• **Aim of the task**: Report how many lines of the following entries include the string "parcela"; respond with the number alone.

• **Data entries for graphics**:
►

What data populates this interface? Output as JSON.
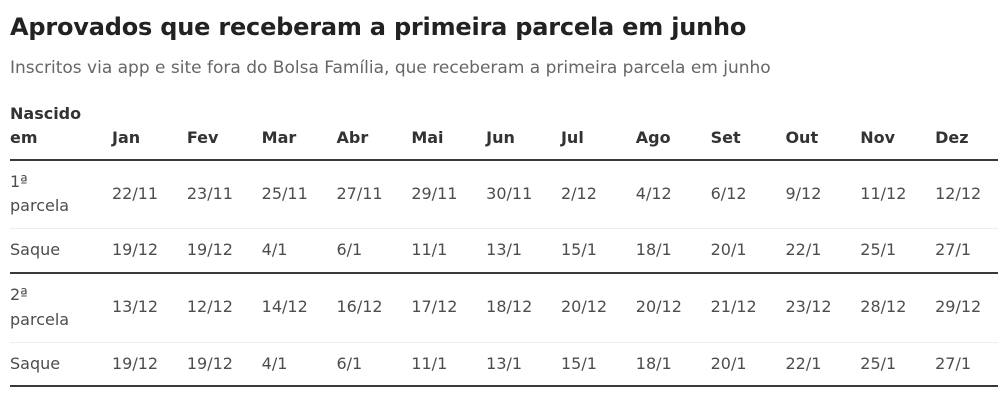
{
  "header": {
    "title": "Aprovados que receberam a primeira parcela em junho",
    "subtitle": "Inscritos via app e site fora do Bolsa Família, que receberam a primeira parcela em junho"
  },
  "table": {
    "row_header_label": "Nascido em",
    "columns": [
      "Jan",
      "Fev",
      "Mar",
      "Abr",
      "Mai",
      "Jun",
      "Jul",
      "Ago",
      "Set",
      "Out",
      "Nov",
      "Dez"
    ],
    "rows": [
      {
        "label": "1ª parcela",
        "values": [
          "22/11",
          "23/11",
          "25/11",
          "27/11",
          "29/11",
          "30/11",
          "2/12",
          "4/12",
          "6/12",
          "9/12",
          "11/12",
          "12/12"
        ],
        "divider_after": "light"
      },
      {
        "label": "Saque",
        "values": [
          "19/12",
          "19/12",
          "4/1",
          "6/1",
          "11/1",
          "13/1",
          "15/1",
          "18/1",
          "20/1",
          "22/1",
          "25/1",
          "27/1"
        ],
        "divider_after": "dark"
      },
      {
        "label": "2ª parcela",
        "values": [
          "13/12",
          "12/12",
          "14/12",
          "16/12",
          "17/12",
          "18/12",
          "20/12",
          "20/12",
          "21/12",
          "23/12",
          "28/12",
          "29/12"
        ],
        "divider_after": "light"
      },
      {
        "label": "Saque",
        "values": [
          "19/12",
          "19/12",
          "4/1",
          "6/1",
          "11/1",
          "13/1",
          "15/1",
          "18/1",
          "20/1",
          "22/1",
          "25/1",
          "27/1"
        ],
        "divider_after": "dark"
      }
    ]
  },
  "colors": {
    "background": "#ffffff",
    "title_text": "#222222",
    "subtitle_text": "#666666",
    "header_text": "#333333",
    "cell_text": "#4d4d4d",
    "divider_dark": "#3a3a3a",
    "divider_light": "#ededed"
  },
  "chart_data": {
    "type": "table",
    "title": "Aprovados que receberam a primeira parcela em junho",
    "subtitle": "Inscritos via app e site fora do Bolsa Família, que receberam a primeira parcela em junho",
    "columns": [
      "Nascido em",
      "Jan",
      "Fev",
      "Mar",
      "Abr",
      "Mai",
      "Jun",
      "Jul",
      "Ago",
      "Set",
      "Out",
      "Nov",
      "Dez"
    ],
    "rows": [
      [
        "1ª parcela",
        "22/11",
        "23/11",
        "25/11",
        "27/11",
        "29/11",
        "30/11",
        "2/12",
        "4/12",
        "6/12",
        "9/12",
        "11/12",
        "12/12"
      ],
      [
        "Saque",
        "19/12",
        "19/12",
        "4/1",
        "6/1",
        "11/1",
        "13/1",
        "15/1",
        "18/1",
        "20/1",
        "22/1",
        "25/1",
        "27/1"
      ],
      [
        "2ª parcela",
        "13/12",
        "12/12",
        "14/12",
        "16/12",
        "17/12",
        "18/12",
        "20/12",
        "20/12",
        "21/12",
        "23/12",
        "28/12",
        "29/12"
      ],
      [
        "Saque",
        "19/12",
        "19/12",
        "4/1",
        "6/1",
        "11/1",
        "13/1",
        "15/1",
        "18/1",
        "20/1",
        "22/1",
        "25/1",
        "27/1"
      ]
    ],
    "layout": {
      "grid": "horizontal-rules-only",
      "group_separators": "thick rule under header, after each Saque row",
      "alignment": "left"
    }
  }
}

◄
►

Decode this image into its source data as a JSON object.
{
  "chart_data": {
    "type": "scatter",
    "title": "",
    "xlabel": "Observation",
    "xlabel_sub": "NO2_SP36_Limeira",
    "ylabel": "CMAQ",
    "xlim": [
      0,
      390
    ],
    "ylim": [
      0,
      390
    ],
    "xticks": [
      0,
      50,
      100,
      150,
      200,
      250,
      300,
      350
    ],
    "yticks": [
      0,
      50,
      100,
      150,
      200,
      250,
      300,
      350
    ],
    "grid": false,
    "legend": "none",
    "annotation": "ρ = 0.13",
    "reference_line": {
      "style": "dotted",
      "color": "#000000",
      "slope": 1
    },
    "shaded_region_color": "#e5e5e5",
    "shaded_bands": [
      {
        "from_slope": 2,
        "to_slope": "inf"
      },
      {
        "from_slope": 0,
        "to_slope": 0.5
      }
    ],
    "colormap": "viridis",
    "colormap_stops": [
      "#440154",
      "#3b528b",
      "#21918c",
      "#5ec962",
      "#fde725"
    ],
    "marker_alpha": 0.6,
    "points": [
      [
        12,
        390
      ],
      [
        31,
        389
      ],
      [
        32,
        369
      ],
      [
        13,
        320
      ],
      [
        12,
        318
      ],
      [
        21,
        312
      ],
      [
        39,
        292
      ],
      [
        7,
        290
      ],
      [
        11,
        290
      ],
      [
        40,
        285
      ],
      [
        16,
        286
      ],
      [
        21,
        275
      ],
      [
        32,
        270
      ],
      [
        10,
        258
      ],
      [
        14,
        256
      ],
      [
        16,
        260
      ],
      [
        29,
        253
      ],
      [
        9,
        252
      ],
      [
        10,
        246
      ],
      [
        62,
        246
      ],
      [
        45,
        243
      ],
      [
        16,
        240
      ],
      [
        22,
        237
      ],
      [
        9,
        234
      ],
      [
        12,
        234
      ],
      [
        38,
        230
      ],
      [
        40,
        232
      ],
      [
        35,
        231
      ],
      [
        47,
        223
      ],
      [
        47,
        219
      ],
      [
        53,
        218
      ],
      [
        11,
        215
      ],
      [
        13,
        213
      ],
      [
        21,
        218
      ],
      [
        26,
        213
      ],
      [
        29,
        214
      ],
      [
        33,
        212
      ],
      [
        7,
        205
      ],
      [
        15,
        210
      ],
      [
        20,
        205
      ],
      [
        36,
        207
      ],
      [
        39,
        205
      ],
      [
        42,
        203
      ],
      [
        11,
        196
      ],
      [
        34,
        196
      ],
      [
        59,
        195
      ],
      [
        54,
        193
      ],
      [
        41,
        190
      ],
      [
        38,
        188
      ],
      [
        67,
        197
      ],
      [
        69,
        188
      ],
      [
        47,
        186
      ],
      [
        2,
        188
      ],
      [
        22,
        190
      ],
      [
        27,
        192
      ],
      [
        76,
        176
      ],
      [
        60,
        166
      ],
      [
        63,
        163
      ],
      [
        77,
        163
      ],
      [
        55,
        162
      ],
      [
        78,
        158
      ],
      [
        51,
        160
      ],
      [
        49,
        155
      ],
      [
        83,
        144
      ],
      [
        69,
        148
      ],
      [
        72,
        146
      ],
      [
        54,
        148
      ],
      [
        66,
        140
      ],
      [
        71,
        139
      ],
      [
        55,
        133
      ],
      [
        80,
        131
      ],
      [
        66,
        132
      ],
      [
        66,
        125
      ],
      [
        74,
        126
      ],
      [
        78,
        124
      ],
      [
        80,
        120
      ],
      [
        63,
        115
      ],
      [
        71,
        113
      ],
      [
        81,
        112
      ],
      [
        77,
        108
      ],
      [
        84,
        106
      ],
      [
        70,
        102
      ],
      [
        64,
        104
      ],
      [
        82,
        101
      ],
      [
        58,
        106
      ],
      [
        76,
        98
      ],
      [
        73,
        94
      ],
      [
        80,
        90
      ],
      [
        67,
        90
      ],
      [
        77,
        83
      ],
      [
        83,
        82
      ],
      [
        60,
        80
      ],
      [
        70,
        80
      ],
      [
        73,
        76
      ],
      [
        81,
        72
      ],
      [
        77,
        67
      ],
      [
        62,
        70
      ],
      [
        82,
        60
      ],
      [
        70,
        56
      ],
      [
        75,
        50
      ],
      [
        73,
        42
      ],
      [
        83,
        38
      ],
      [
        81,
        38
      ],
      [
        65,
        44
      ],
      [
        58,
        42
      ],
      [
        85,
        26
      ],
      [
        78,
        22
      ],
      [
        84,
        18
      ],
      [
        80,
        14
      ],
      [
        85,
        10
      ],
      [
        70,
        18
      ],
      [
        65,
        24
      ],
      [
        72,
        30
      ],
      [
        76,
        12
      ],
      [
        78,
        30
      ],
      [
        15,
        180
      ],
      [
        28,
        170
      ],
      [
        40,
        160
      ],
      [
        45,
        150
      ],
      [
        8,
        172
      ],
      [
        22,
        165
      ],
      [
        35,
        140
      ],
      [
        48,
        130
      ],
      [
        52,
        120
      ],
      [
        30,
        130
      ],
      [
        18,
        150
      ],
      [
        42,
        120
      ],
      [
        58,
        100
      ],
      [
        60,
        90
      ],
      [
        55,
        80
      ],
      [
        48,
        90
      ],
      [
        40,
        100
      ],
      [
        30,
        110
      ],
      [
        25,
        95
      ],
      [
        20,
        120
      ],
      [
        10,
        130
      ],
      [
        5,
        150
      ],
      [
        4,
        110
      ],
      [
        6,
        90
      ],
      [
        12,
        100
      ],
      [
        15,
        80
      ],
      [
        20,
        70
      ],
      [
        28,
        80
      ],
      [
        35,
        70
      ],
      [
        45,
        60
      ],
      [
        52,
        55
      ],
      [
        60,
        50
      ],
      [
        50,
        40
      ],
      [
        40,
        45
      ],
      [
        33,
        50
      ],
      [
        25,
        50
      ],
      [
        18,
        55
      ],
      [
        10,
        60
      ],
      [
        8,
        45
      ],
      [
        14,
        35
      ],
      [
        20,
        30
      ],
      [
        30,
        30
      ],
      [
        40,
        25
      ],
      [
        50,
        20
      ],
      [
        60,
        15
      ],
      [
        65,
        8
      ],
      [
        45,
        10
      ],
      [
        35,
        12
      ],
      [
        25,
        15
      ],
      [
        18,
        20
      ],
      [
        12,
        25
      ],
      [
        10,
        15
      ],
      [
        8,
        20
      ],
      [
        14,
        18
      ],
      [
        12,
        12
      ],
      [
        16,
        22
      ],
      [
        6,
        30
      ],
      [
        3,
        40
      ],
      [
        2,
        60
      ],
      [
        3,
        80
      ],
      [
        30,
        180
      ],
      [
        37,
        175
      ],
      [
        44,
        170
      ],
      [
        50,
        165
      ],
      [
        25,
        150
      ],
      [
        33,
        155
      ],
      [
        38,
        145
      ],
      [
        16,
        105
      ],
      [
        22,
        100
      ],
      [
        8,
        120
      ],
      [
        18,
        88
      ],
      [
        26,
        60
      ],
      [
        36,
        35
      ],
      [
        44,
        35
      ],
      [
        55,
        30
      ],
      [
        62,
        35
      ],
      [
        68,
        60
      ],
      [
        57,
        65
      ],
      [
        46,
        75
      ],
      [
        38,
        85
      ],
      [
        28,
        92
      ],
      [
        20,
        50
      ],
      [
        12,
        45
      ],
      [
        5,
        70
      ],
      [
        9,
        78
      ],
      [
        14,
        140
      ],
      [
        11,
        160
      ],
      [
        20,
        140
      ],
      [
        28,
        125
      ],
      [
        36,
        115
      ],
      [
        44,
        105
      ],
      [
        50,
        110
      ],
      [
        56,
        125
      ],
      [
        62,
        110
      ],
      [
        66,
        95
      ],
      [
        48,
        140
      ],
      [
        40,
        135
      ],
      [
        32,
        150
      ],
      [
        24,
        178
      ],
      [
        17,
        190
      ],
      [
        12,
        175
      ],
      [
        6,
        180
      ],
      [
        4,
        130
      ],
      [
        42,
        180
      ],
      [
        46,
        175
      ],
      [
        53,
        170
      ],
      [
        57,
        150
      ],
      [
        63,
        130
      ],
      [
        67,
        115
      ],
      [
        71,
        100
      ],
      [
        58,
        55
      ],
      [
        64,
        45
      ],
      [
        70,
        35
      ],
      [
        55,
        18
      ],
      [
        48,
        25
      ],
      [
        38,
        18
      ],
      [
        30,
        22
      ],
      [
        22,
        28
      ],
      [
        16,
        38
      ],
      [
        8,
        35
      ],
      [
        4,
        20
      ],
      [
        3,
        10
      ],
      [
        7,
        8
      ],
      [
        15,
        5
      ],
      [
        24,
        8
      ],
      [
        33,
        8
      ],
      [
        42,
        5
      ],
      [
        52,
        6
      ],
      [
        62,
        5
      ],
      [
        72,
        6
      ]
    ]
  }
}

◄

• **Finished answer**: 8